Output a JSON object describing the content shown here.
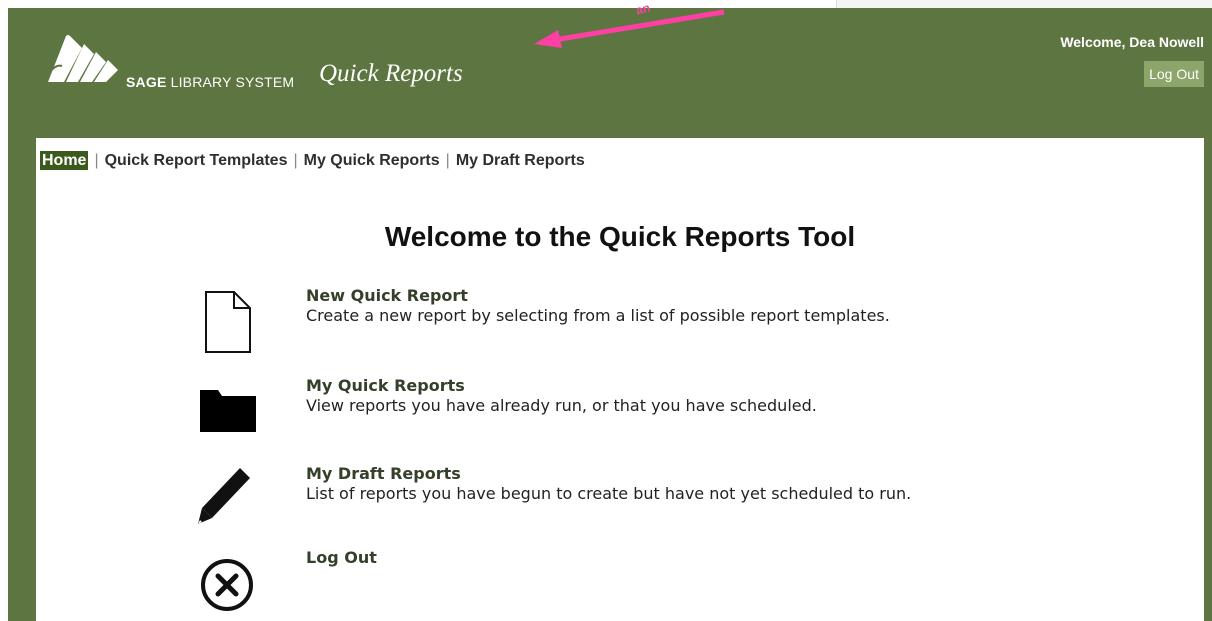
{
  "header": {
    "brand_bold": "SAGE",
    "brand_rest": "LIBRARY SYSTEM",
    "app_title": "Quick Reports",
    "welcome_text": "Welcome, Dea Nowell",
    "logout_label": "Log Out"
  },
  "nav": {
    "items": [
      {
        "label": "Home"
      },
      {
        "label": "Quick Report Templates"
      },
      {
        "label": "My Quick Reports"
      },
      {
        "label": "My Draft Reports"
      }
    ]
  },
  "main": {
    "heading": "Welcome to the Quick Reports Tool",
    "items": [
      {
        "icon": "document-icon",
        "title": "New Quick Report",
        "description": "Create a new report by selecting from a list of possible report templates."
      },
      {
        "icon": "folder-icon",
        "title": "My Quick Reports",
        "description": "View reports you have already run, or that you have scheduled."
      },
      {
        "icon": "pencil-icon",
        "title": "My Draft Reports",
        "description": "List of reports you have begun to create but have not yet scheduled to run."
      },
      {
        "icon": "close-circle-icon",
        "title": "Log Out",
        "description": ""
      }
    ]
  },
  "annotation": {
    "arrow_color": "#ff3fa4",
    "partial_label": "an"
  },
  "colors": {
    "header_green": "#5d7540",
    "home_active": "#3d5a1e",
    "logout_button": "#8ca56a"
  }
}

= What you should do =
Write out the entries above verbatim; the pictures do not belong in your copy.

= Task solution =
Output a JSON object describing the content shown here.
{
  "header": {
    "brand_bold": "SAGE",
    "brand_rest": "LIBRARY SYSTEM",
    "app_title": "Quick Reports",
    "welcome_text": "Welcome, Dea Nowell",
    "logout_label": "Log Out"
  },
  "nav": {
    "items": [
      {
        "label": "Home"
      },
      {
        "label": "Quick Report Templates"
      },
      {
        "label": "My Quick Reports"
      },
      {
        "label": "My Draft Reports"
      }
    ]
  },
  "main": {
    "heading": "Welcome to the Quick Reports Tool",
    "items": [
      {
        "icon": "document-icon",
        "title": "New Quick Report",
        "description": "Create a new report by selecting from a list of possible report templates."
      },
      {
        "icon": "folder-icon",
        "title": "My Quick Reports",
        "description": "View reports you have already run, or that you have scheduled."
      },
      {
        "icon": "pencil-icon",
        "title": "My Draft Reports",
        "description": "List of reports you have begun to create but have not yet scheduled to run."
      },
      {
        "icon": "close-circle-icon",
        "title": "Log Out",
        "description": ""
      }
    ]
  },
  "annotation": {
    "arrow_color": "#ff3fa4",
    "partial_label": "an"
  },
  "colors": {
    "header_green": "#5d7540",
    "home_active": "#3d5a1e",
    "logout_button": "#8ca56a"
  }
}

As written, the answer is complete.